What you will do: Copy out all of the material exactly.
┄┄┄┄┄┄┄┄┄┄┄┄┄┄┄┄┄┄┄┄
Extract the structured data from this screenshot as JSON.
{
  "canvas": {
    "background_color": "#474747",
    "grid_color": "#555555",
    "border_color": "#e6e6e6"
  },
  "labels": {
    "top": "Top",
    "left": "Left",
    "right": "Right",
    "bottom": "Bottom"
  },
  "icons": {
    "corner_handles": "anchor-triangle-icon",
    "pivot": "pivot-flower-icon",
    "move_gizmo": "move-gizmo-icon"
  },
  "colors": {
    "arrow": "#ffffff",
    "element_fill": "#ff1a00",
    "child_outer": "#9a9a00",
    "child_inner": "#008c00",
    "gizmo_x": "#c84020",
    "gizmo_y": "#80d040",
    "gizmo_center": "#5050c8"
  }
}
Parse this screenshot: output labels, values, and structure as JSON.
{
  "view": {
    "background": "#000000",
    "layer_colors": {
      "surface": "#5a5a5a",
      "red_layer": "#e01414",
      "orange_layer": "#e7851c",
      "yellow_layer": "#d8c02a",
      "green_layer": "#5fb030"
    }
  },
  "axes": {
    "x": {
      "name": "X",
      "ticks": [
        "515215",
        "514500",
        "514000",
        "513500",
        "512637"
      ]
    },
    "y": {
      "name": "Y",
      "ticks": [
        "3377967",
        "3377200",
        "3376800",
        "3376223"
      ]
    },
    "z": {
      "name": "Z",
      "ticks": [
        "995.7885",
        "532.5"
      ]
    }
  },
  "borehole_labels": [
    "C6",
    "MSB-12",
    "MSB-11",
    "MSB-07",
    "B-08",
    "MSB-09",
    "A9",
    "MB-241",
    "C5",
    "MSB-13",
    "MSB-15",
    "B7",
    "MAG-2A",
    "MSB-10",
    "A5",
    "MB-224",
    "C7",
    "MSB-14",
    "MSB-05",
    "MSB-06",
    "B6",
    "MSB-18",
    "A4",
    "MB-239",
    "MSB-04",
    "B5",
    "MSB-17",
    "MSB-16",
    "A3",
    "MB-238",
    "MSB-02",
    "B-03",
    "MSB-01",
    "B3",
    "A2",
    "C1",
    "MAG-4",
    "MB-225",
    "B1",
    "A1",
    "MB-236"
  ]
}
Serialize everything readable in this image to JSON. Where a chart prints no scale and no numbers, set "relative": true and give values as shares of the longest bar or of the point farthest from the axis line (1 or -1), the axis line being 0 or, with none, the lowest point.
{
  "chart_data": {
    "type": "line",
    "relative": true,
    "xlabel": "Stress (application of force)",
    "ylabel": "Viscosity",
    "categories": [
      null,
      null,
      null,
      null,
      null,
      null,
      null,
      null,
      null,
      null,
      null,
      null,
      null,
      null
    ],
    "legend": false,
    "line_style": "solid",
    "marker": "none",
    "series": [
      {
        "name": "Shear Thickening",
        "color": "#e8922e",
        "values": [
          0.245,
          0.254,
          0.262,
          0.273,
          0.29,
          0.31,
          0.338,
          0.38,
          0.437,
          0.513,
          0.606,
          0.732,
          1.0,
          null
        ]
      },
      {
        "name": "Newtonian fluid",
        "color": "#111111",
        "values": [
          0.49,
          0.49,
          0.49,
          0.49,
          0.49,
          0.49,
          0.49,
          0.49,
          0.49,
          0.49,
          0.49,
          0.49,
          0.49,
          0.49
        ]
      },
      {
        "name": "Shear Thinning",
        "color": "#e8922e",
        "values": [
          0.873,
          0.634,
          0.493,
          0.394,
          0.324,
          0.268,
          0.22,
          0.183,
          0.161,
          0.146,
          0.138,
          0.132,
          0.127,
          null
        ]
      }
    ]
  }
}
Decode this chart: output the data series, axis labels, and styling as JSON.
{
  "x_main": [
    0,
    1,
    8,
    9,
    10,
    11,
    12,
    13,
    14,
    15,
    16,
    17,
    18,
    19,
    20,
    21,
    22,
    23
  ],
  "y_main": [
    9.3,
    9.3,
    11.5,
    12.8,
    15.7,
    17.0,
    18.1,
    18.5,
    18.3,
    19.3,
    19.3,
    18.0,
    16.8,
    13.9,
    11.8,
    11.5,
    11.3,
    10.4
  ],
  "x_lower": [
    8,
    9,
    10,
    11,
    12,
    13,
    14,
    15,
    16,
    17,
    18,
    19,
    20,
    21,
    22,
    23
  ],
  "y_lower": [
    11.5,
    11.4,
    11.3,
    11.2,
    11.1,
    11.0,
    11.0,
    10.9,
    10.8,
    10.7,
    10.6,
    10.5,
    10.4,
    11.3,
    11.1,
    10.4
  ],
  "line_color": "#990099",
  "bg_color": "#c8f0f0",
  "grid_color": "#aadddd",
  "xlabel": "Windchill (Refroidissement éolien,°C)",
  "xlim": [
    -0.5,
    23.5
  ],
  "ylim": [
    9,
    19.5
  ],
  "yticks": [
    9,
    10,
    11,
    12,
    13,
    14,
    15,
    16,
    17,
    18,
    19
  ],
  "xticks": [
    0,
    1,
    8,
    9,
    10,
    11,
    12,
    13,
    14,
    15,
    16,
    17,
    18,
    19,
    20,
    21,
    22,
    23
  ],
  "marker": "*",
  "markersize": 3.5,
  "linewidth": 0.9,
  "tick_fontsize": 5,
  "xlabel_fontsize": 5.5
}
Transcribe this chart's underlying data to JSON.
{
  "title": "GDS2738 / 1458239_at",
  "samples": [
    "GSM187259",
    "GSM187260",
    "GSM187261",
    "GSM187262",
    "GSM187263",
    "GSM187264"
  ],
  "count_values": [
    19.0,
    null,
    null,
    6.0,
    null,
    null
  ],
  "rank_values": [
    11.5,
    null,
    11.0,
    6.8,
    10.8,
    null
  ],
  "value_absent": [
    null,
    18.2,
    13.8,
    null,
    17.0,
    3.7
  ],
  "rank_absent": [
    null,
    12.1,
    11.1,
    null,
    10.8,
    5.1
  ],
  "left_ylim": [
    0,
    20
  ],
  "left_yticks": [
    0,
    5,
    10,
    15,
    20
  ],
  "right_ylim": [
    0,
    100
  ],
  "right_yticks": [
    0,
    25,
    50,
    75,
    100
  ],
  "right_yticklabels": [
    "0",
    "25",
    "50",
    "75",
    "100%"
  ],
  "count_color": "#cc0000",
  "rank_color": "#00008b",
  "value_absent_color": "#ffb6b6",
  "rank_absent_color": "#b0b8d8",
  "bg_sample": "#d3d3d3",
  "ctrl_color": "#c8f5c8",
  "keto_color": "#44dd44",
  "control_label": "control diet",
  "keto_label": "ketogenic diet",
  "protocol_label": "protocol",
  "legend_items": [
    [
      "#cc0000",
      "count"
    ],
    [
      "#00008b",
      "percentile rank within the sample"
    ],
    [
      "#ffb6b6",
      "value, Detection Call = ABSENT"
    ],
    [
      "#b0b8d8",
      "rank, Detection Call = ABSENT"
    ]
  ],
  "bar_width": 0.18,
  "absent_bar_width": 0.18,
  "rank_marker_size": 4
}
┄┄┄┄┄┄┄┄┄┄┄┄┄┄┄┄┄┄┄┄
Answer for the task:
Extract the structured data from this screenshot as JSON.
{
  "canvas": {
    "background_color": "#474747",
    "grid_color": "#555555",
    "border_color": "#e6e6e6"
  },
  "labels": {
    "top": "Top",
    "left": "Left",
    "right": "Right",
    "bottom": "Bottom"
  },
  "icons": {
    "corner_handles": "anchor-triangle-icon",
    "pivot": "pivot-flower-icon",
    "move_gizmo": "move-gizmo-icon"
  },
  "colors": {
    "arrow": "#ffffff",
    "element_fill": "#ff1a00",
    "child_outer": "#9a9a00",
    "child_inner": "#008c00",
    "gizmo_x": "#c84020",
    "gizmo_y": "#80d040",
    "gizmo_center": "#5050c8"
  }
}
Parse this screenshot: output labels, values, and structure as JSON.
{
  "view": {
    "background": "#000000",
    "layer_colors": {
      "surface": "#5a5a5a",
      "red_layer": "#e01414",
      "orange_layer": "#e7851c",
      "yellow_layer": "#d8c02a",
      "green_layer": "#5fb030"
    }
  },
  "axes": {
    "x": {
      "name": "X",
      "ticks": [
        "515215",
        "514500",
        "514000",
        "513500",
        "512637"
      ]
    },
    "y": {
      "name": "Y",
      "ticks": [
        "3377967",
        "3377200",
        "3376800",
        "3376223"
      ]
    },
    "z": {
      "name": "Z",
      "ticks": [
        "995.7885",
        "532.5"
      ]
    }
  },
  "borehole_labels": [
    "C6",
    "MSB-12",
    "MSB-11",
    "MSB-07",
    "B-08",
    "MSB-09",
    "A9",
    "MB-241",
    "C5",
    "MSB-13",
    "MSB-15",
    "B7",
    "MAG-2A",
    "MSB-10",
    "A5",
    "MB-224",
    "C7",
    "MSB-14",
    "MSB-05",
    "MSB-06",
    "B6",
    "MSB-18",
    "A4",
    "MB-239",
    "MSB-04",
    "B5",
    "MSB-17",
    "MSB-16",
    "A3",
    "MB-238",
    "MSB-02",
    "B-03",
    "MSB-01",
    "B3",
    "A2",
    "C1",
    "MAG-4",
    "MB-225",
    "B1",
    "A1",
    "MB-236"
  ]
}
Serialize everything readable in this image to JSON. Where a chart prints no scale and no numbers, set "relative": true and give values as shares of the longest bar or of the point farthest from the axis line (1 or -1), the axis line being 0 or, with none, the lowest point.
{
  "chart_data": {
    "type": "line",
    "relative": true,
    "xlabel": "Stress (application of force)",
    "ylabel": "Viscosity",
    "categories": [
      null,
      null,
      null,
      null,
      null,
      null,
      null,
      null,
      null,
      null,
      null,
      null,
      null,
      null
    ],
    "legend": false,
    "line_style": "solid",
    "marker": "none",
    "series": [
      {
        "name": "Shear Thickening",
        "color": "#e8922e",
        "values": [
          0.245,
          0.254,
          0.262,
          0.273,
          0.29,
          0.31,
          0.338,
          0.38,
          0.437,
          0.513,
          0.606,
          0.732,
          1.0,
          null
        ]
      },
      {
        "name": "Newtonian fluid",
        "color": "#111111",
        "values": [
          0.49,
          0.49,
          0.49,
          0.49,
          0.49,
          0.49,
          0.49,
          0.49,
          0.49,
          0.49,
          0.49,
          0.49,
          0.49,
          0.49
        ]
      },
      {
        "name": "Shear Thinning",
        "color": "#e8922e",
        "values": [
          0.873,
          0.634,
          0.493,
          0.394,
          0.324,
          0.268,
          0.22,
          0.183,
          0.161,
          0.146,
          0.138,
          0.132,
          0.127,
          null
        ]
      }
    ]
  }
}
Decode this chart: output the data series, axis labels, and styling as JSON.
{
  "x_main": [
    0,
    1,
    8,
    9,
    10,
    11,
    12,
    13,
    14,
    15,
    16,
    17,
    18,
    19,
    20,
    21,
    22,
    23
  ],
  "y_main": [
    9.3,
    9.3,
    11.5,
    12.8,
    15.7,
    17.0,
    18.1,
    18.5,
    18.3,
    19.3,
    19.3,
    18.0,
    16.8,
    13.9,
    11.8,
    11.5,
    11.3,
    10.4
  ],
  "x_lower": [
    8,
    9,
    10,
    11,
    12,
    13,
    14,
    15,
    16,
    17,
    18,
    19,
    20,
    21,
    22,
    23
  ],
  "y_lower": [
    11.5,
    11.4,
    11.3,
    11.2,
    11.1,
    11.0,
    11.0,
    10.9,
    10.8,
    10.7,
    10.6,
    10.5,
    10.4,
    11.3,
    11.1,
    10.4
  ],
  "line_color": "#990099",
  "bg_color": "#c8f0f0",
  "grid_color": "#aadddd",
  "xlabel": "Windchill (Refroidissement éolien,°C)",
  "xlim": [
    -0.5,
    23.5
  ],
  "ylim": [
    9,
    19.5
  ],
  "yticks": [
    9,
    10,
    11,
    12,
    13,
    14,
    15,
    16,
    17,
    18,
    19
  ],
  "xticks": [
    0,
    1,
    8,
    9,
    10,
    11,
    12,
    13,
    14,
    15,
    16,
    17,
    18,
    19,
    20,
    21,
    22,
    23
  ],
  "marker": "*",
  "markersize": 3.5,
  "linewidth": 0.9,
  "tick_fontsize": 5,
  "xlabel_fontsize": 5.5
}
Transcribe this chart's underlying data to JSON.
{
  "title": "GDS2738 / 1458239_at",
  "samples": [
    "GSM187259",
    "GSM187260",
    "GSM187261",
    "GSM187262",
    "GSM187263",
    "GSM187264"
  ],
  "count_values": [
    19.0,
    null,
    null,
    6.0,
    null,
    null
  ],
  "rank_values": [
    11.5,
    null,
    11.0,
    6.8,
    10.8,
    null
  ],
  "value_absent": [
    null,
    18.2,
    13.8,
    null,
    17.0,
    3.7
  ],
  "rank_absent": [
    null,
    12.1,
    11.1,
    null,
    10.8,
    5.1
  ],
  "left_ylim": [
    0,
    20
  ],
  "left_yticks": [
    0,
    5,
    10,
    15,
    20
  ],
  "right_ylim": [
    0,
    100
  ],
  "right_yticks": [
    0,
    25,
    50,
    75,
    100
  ],
  "right_yticklabels": [
    "0",
    "25",
    "50",
    "75",
    "100%"
  ],
  "count_color": "#cc0000",
  "rank_color": "#00008b",
  "value_absent_color": "#ffb6b6",
  "rank_absent_color": "#b0b8d8",
  "bg_sample": "#d3d3d3",
  "ctrl_color": "#c8f5c8",
  "keto_color": "#44dd44",
  "control_label": "control diet",
  "keto_label": "ketogenic diet",
  "protocol_label": "protocol",
  "legend_items": [
    [
      "#cc0000",
      "count"
    ],
    [
      "#00008b",
      "percentile rank within the sample"
    ],
    [
      "#ffb6b6",
      "value, Detection Call = ABSENT"
    ],
    [
      "#b0b8d8",
      "rank, Detection Call = ABSENT"
    ]
  ],
  "bar_width": 0.18,
  "absent_bar_width": 0.18,
  "rank_marker_size": 4
}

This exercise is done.